Retype the whole listing below, character for character.
══ Supplied entries ══
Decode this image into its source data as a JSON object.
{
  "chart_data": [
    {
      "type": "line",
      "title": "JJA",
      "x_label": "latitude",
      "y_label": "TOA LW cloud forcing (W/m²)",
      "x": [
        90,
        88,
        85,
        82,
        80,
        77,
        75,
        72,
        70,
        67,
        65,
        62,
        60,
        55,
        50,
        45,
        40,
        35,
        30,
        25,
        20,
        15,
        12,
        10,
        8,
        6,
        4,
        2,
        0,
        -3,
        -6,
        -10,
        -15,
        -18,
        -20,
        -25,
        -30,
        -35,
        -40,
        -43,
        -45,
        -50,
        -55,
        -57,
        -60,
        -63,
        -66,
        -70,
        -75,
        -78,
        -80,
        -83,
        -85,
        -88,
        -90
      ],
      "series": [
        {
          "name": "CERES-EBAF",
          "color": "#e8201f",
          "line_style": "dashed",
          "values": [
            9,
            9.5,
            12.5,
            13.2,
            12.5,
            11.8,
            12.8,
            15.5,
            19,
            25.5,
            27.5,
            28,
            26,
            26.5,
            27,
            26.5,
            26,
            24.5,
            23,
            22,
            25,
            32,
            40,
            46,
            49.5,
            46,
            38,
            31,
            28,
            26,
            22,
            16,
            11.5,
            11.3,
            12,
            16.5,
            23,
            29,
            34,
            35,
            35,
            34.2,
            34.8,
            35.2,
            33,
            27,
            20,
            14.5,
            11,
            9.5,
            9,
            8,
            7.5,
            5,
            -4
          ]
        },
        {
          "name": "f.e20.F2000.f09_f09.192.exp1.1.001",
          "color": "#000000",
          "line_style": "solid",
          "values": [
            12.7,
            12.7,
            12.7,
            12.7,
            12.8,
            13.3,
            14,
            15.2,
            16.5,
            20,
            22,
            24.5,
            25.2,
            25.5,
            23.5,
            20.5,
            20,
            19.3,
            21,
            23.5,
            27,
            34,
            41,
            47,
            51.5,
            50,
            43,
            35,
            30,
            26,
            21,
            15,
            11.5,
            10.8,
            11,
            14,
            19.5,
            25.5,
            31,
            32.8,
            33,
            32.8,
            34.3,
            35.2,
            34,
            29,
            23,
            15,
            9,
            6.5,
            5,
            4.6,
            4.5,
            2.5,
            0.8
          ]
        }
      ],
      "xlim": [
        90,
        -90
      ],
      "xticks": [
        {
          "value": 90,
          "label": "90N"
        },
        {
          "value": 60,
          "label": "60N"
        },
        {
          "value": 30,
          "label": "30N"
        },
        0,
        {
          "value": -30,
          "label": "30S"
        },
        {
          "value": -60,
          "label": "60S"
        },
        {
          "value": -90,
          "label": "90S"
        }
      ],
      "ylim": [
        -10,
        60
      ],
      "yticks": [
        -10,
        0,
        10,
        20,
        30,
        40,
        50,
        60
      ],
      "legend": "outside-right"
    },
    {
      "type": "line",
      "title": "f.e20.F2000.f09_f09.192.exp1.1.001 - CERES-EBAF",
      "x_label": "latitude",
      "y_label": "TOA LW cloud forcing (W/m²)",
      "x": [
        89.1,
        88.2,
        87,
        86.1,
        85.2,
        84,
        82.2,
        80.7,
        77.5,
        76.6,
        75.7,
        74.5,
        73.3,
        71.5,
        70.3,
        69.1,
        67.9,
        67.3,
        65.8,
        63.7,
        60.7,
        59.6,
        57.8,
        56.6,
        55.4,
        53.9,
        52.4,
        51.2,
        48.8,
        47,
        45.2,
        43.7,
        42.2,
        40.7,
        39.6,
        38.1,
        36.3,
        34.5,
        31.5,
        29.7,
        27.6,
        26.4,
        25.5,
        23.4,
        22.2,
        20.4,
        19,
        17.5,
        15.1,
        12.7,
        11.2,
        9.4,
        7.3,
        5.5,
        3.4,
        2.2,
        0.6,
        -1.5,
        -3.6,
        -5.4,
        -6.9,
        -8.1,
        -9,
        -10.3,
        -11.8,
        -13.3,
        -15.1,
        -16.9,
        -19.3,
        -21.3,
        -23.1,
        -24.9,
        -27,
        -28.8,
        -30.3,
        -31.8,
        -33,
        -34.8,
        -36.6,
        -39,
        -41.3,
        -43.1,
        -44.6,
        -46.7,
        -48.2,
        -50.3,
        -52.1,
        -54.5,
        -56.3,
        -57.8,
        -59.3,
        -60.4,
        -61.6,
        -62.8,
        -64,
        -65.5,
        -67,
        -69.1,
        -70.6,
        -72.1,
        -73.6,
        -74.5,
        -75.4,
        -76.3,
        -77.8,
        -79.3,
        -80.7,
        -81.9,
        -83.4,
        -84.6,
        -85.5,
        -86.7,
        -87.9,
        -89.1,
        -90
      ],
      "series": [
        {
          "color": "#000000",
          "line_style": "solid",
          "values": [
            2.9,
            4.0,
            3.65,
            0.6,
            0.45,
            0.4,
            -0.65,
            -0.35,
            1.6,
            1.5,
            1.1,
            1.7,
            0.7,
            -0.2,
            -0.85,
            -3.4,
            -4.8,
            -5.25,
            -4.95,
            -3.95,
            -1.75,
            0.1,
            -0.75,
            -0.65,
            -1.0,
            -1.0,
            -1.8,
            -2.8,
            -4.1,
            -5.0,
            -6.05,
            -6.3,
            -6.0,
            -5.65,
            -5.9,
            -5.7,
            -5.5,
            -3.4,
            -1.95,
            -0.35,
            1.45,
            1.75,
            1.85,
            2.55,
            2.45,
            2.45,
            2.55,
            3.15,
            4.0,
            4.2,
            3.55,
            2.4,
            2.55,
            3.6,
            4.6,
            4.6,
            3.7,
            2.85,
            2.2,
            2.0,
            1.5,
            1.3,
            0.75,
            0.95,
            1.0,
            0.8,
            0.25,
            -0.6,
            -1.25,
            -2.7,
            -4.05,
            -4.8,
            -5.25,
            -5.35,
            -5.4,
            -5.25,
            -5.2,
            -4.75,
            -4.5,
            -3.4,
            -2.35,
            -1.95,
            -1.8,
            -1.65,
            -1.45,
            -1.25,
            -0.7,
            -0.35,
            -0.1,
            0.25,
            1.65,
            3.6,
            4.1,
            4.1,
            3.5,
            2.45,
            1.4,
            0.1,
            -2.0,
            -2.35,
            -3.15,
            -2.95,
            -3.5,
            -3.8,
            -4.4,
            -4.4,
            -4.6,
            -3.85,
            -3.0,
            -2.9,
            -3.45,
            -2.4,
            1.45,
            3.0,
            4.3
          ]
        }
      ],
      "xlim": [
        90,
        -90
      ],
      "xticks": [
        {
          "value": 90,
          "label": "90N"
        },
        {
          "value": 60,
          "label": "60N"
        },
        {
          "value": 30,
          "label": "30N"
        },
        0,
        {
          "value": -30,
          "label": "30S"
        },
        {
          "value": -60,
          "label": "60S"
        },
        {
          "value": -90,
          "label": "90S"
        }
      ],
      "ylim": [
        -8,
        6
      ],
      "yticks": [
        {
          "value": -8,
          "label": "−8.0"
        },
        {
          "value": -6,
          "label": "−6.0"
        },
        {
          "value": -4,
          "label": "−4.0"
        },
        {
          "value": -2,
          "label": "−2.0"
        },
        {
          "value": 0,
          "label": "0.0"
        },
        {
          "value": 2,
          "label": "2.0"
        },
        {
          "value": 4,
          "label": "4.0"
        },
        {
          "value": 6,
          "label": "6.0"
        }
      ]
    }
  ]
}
═══
◆ **Result below**
Decode this image into its source data as a JSON object.
{
  "chart_data": [
    {
      "type": "line",
      "title": "JJA",
      "x_label": "latitude",
      "y_label": "TOA LW cloud forcing (W/m²)",
      "x": [
        90,
        88,
        85,
        82,
        80,
        77,
        75,
        72,
        70,
        67,
        65,
        62,
        60,
        55,
        50,
        45,
        40,
        35,
        30,
        25,
        20,
        15,
        12,
        10,
        8,
        6,
        4,
        2,
        0,
        -3,
        -6,
        -10,
        -15,
        -18,
        -20,
        -25,
        -30,
        -35,
        -40,
        -43,
        -45,
        -50,
        -55,
        -57,
        -60,
        -63,
        -66,
        -70,
        -75,
        -78,
        -80,
        -83,
        -85,
        -88,
        -90
      ],
      "series": [
        {
          "name": "CERES-EBAF",
          "color": "#e8201f",
          "line_style": "dashed",
          "values": [
            9,
            9.5,
            12.5,
            13.2,
            12.5,
            11.8,
            12.8,
            15.5,
            19,
            25.5,
            27.5,
            28,
            26,
            26.5,
            27,
            26.5,
            26,
            24.5,
            23,
            22,
            25,
            32,
            40,
            46,
            49.5,
            46,
            38,
            31,
            28,
            26,
            22,
            16,
            11.5,
            11.3,
            12,
            16.5,
            23,
            29,
            34,
            35,
            35,
            34.2,
            34.8,
            35.2,
            33,
            27,
            20,
            14.5,
            11,
            9.5,
            9,
            8,
            7.5,
            5,
            -4
          ]
        },
        {
          "name": "f.e20.F2000.f09_f09.192.exp1.1.001",
          "color": "#000000",
          "line_style": "solid",
          "values": [
            12.7,
            12.7,
            12.7,
            12.7,
            12.8,
            13.3,
            14,
            15.2,
            16.5,
            20,
            22,
            24.5,
            25.2,
            25.5,
            23.5,
            20.5,
            20,
            19.3,
            21,
            23.5,
            27,
            34,
            41,
            47,
            51.5,
            50,
            43,
            35,
            30,
            26,
            21,
            15,
            11.5,
            10.8,
            11,
            14,
            19.5,
            25.5,
            31,
            32.8,
            33,
            32.8,
            34.3,
            35.2,
            34,
            29,
            23,
            15,
            9,
            6.5,
            5,
            4.6,
            4.5,
            2.5,
            0.8
          ]
        }
      ],
      "xlim": [
        90,
        -90
      ],
      "xticks": [
        {
          "value": 90,
          "label": "90N"
        },
        {
          "value": 60,
          "label": "60N"
        },
        {
          "value": 30,
          "label": "30N"
        },
        0,
        {
          "value": -30,
          "label": "30S"
        },
        {
          "value": -60,
          "label": "60S"
        },
        {
          "value": -90,
          "label": "90S"
        }
      ],
      "ylim": [
        -10,
        60
      ],
      "yticks": [
        -10,
        0,
        10,
        20,
        30,
        40,
        50,
        60
      ],
      "legend": "outside-right"
    },
    {
      "type": "line",
      "title": "f.e20.F2000.f09_f09.192.exp1.1.001 - CERES-EBAF",
      "x_label": "latitude",
      "y_label": "TOA LW cloud forcing (W/m²)",
      "x": [
        89.1,
        88.2,
        87,
        86.1,
        85.2,
        84,
        82.2,
        80.7,
        77.5,
        76.6,
        75.7,
        74.5,
        73.3,
        71.5,
        70.3,
        69.1,
        67.9,
        67.3,
        65.8,
        63.7,
        60.7,
        59.6,
        57.8,
        56.6,
        55.4,
        53.9,
        52.4,
        51.2,
        48.8,
        47,
        45.2,
        43.7,
        42.2,
        40.7,
        39.6,
        38.1,
        36.3,
        34.5,
        31.5,
        29.7,
        27.6,
        26.4,
        25.5,
        23.4,
        22.2,
        20.4,
        19,
        17.5,
        15.1,
        12.7,
        11.2,
        9.4,
        7.3,
        5.5,
        3.4,
        2.2,
        0.6,
        -1.5,
        -3.6,
        -5.4,
        -6.9,
        -8.1,
        -9,
        -10.3,
        -11.8,
        -13.3,
        -15.1,
        -16.9,
        -19.3,
        -21.3,
        -23.1,
        -24.9,
        -27,
        -28.8,
        -30.3,
        -31.8,
        -33,
        -34.8,
        -36.6,
        -39,
        -41.3,
        -43.1,
        -44.6,
        -46.7,
        -48.2,
        -50.3,
        -52.1,
        -54.5,
        -56.3,
        -57.8,
        -59.3,
        -60.4,
        -61.6,
        -62.8,
        -64,
        -65.5,
        -67,
        -69.1,
        -70.6,
        -72.1,
        -73.6,
        -74.5,
        -75.4,
        -76.3,
        -77.8,
        -79.3,
        -80.7,
        -81.9,
        -83.4,
        -84.6,
        -85.5,
        -86.7,
        -87.9,
        -89.1,
        -90
      ],
      "series": [
        {
          "color": "#000000",
          "line_style": "solid",
          "values": [
            2.9,
            4.0,
            3.65,
            0.6,
            0.45,
            0.4,
            -0.65,
            -0.35,
            1.6,
            1.5,
            1.1,
            1.7,
            0.7,
            -0.2,
            -0.85,
            -3.4,
            -4.8,
            -5.25,
            -4.95,
            -3.95,
            -1.75,
            0.1,
            -0.75,
            -0.65,
            -1.0,
            -1.0,
            -1.8,
            -2.8,
            -4.1,
            -5.0,
            -6.05,
            -6.3,
            -6.0,
            -5.65,
            -5.9,
            -5.7,
            -5.5,
            -3.4,
            -1.95,
            -0.35,
            1.45,
            1.75,
            1.85,
            2.55,
            2.45,
            2.45,
            2.55,
            3.15,
            4.0,
            4.2,
            3.55,
            2.4,
            2.55,
            3.6,
            4.6,
            4.6,
            3.7,
            2.85,
            2.2,
            2.0,
            1.5,
            1.3,
            0.75,
            0.95,
            1.0,
            0.8,
            0.25,
            -0.6,
            -1.25,
            -2.7,
            -4.05,
            -4.8,
            -5.25,
            -5.35,
            -5.4,
            -5.25,
            -5.2,
            -4.75,
            -4.5,
            -3.4,
            -2.35,
            -1.95,
            -1.8,
            -1.65,
            -1.45,
            -1.25,
            -0.7,
            -0.35,
            -0.1,
            0.25,
            1.65,
            3.6,
            4.1,
            4.1,
            3.5,
            2.45,
            1.4,
            0.1,
            -2.0,
            -2.35,
            -3.15,
            -2.95,
            -3.5,
            -3.8,
            -4.4,
            -4.4,
            -4.6,
            -3.85,
            -3.0,
            -2.9,
            -3.45,
            -2.4,
            1.45,
            3.0,
            4.3
          ]
        }
      ],
      "xlim": [
        90,
        -90
      ],
      "xticks": [
        {
          "value": 90,
          "label": "90N"
        },
        {
          "value": 60,
          "label": "60N"
        },
        {
          "value": 30,
          "label": "30N"
        },
        0,
        {
          "value": -30,
          "label": "30S"
        },
        {
          "value": -60,
          "label": "60S"
        },
        {
          "value": -90,
          "label": "90S"
        }
      ],
      "ylim": [
        -8,
        6
      ],
      "yticks": [
        {
          "value": -8,
          "label": "−8.0"
        },
        {
          "value": -6,
          "label": "−6.0"
        },
        {
          "value": -4,
          "label": "−4.0"
        },
        {
          "value": -2,
          "label": "−2.0"
        },
        {
          "value": 0,
          "label": "0.0"
        },
        {
          "value": 2,
          "label": "2.0"
        },
        {
          "value": 4,
          "label": "4.0"
        },
        {
          "value": 6,
          "label": "6.0"
        }
      ]
    }
  ]
}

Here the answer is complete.